## start RECORDS SUPPLIED
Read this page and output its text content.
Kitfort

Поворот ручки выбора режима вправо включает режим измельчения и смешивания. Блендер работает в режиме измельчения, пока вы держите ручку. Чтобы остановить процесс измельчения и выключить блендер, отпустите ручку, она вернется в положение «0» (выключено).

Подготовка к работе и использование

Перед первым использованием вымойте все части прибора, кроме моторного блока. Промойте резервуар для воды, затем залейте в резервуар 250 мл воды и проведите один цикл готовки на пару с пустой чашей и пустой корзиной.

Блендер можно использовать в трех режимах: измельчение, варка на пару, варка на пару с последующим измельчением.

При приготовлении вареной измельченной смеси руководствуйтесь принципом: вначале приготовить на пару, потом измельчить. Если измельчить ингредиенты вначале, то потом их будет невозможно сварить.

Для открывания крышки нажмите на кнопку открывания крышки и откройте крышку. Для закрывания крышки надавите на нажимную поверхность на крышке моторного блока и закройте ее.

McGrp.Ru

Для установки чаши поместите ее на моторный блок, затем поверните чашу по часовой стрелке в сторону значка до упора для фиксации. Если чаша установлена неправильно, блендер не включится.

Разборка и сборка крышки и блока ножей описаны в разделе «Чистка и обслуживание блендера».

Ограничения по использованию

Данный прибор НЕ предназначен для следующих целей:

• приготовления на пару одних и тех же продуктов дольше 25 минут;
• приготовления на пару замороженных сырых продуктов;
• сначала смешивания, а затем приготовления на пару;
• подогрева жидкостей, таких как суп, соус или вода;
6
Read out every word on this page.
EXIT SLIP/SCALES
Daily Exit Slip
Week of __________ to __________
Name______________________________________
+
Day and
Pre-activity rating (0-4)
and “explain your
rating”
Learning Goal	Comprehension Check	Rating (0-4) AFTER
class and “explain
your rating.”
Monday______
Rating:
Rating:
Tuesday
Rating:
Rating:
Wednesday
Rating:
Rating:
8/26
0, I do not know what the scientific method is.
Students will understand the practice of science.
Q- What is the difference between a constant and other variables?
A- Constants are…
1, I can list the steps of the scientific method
## end RECORDS SUPPLIED
◆ **WRITTEN EXERCISE**
Using the material above, extract the line that contains "Read out every word on this page." and every line after it, exactly as given; stop at the last line.

◆ **CORRECT RESPONSE**
Read out every word on this page.
EXIT SLIP/SCALES
Daily Exit Slip
Week of __________ to __________
Name______________________________________
+
Day and
Pre-activity rating (0-4)
and “explain your
rating”
Learning Goal	Comprehension Check	Rating (0-4) AFTER
class and “explain
your rating.”
Monday______
Rating:
Rating:
Tuesday
Rating:
Rating:
Wednesday
Rating:
Rating:
8/26
0, I do not know what the scientific method is.
Students will understand the practice of science.
Q- What is the difference between a constant and other variables?
A- Constants are…
1, I can list the steps of the scientific method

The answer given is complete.